*WHAT YOU HAVE TO DO*. Identify each line in the records below that contains the word "button", and copy it.

*DATASET CONTENT*.
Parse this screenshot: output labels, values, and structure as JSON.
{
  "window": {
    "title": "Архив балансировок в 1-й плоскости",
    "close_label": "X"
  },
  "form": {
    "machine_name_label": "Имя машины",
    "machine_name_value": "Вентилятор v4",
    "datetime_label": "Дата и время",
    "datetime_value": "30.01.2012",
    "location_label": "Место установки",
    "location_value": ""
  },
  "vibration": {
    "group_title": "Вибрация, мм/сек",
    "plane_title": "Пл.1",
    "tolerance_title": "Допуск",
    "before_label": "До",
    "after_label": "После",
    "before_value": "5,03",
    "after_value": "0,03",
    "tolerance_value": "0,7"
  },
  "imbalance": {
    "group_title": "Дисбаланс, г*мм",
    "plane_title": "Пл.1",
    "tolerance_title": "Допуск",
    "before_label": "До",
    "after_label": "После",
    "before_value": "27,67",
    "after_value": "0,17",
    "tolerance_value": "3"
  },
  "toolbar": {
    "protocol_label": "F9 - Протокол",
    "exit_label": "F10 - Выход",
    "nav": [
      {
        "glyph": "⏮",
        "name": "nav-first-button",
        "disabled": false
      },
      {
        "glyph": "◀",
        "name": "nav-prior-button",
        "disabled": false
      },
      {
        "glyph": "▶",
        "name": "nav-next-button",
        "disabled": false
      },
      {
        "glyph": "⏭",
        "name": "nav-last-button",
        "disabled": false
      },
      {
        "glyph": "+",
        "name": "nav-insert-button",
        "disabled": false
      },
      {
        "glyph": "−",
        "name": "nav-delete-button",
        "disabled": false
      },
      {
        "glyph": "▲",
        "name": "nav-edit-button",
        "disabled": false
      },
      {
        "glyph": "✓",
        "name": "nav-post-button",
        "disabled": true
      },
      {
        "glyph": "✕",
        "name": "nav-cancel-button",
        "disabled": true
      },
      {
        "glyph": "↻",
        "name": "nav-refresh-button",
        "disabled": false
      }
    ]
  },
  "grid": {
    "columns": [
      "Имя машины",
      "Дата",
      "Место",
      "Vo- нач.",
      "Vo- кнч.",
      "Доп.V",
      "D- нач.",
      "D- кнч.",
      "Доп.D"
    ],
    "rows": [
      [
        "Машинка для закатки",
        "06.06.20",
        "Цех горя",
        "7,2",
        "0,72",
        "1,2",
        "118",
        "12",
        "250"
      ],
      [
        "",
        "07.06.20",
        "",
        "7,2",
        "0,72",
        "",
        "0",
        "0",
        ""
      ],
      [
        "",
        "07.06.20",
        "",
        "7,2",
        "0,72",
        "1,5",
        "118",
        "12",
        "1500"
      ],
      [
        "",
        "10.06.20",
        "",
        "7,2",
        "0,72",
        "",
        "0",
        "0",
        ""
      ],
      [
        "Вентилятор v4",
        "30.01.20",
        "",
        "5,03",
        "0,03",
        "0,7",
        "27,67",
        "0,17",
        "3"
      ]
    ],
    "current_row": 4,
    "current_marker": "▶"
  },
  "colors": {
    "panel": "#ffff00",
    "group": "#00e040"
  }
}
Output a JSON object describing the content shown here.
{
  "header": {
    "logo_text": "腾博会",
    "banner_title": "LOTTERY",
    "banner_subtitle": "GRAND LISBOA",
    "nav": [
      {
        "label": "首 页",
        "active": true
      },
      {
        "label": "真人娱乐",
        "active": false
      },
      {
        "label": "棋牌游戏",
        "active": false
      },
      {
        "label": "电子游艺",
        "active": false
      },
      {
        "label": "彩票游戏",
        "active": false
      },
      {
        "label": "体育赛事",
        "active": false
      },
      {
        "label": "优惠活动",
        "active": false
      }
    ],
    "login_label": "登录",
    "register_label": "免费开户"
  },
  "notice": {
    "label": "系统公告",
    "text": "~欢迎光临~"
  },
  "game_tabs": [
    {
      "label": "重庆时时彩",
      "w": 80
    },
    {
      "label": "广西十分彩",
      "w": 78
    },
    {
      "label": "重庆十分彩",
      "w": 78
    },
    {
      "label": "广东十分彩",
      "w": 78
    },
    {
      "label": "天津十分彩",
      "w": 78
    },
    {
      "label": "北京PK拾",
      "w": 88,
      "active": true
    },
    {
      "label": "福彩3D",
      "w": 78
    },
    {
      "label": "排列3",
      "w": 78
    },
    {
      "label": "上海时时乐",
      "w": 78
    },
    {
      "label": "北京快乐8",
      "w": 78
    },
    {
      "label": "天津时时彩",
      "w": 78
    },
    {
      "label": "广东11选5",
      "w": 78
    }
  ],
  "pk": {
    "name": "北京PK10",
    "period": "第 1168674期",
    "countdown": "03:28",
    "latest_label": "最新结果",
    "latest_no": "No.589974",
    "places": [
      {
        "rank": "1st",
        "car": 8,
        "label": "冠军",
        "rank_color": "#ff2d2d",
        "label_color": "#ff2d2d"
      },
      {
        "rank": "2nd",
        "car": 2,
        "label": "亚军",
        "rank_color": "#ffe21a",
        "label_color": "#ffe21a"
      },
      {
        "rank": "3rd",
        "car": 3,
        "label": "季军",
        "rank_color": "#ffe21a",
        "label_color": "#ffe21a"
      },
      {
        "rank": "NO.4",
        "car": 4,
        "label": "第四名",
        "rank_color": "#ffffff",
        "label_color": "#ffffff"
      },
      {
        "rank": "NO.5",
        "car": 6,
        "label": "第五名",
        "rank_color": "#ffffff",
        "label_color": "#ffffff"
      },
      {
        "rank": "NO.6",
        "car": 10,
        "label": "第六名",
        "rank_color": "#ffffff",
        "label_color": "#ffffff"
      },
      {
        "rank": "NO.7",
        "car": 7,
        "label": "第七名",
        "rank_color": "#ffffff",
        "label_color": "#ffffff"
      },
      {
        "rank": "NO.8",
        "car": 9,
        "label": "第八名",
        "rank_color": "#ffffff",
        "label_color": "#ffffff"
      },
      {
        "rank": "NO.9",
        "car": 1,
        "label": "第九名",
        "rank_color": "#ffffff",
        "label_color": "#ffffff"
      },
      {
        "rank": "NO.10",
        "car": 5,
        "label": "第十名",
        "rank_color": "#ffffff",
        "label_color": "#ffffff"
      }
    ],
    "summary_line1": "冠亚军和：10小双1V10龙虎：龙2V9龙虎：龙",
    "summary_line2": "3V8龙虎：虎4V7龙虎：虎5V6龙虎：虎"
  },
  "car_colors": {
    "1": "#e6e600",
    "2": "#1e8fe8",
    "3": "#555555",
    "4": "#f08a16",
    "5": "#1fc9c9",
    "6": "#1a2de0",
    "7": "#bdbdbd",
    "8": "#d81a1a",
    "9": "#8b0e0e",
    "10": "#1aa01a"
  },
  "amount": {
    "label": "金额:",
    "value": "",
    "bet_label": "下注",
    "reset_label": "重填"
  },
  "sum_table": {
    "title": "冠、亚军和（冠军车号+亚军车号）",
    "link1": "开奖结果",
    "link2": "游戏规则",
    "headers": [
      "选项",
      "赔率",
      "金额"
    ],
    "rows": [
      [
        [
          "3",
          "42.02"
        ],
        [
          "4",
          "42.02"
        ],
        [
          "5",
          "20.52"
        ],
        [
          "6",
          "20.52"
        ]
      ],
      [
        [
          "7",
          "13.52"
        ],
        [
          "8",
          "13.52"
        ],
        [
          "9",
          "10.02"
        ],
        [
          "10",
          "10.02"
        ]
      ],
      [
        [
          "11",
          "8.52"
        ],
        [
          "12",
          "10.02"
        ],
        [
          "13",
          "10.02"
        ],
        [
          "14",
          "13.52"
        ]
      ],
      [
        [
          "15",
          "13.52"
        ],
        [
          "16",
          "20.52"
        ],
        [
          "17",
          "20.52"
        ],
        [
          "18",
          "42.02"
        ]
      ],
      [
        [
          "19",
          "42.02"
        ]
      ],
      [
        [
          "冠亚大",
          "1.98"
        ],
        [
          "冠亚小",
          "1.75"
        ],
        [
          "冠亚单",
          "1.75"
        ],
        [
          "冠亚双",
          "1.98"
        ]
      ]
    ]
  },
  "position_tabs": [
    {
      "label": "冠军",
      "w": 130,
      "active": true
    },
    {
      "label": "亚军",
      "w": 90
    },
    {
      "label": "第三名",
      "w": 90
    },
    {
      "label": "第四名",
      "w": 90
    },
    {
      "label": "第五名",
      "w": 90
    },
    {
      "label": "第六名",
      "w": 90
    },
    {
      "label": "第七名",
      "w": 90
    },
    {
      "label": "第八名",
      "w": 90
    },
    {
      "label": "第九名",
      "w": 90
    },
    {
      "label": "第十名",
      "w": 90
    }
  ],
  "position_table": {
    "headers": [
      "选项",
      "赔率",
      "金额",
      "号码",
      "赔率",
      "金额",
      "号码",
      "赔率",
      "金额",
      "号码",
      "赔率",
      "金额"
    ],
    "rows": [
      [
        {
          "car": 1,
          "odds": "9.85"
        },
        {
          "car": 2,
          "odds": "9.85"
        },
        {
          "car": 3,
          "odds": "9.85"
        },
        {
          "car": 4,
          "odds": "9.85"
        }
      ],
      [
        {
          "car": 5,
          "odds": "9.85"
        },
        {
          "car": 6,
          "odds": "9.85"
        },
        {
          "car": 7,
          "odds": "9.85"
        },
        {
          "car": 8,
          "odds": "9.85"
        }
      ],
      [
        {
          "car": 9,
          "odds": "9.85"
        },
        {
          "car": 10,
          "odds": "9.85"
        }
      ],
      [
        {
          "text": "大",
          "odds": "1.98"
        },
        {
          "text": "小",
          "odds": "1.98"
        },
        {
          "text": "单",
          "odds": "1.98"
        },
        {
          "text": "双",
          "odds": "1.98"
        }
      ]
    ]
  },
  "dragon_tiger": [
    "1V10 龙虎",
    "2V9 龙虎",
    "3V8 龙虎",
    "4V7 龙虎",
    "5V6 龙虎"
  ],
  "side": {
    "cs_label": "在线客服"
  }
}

*FINAL RESULT*.
        "name": "nav-first-button",
        "name": "nav-prior-button",
        "name": "nav-next-button",
        "name": "nav-last-button",
        "name": "nav-insert-button",
        "name": "nav-delete-button",
        "name": "nav-edit-button",
        "name": "nav-post-button",
        "name": "nav-cancel-button",
        "name": "nav-refresh-button",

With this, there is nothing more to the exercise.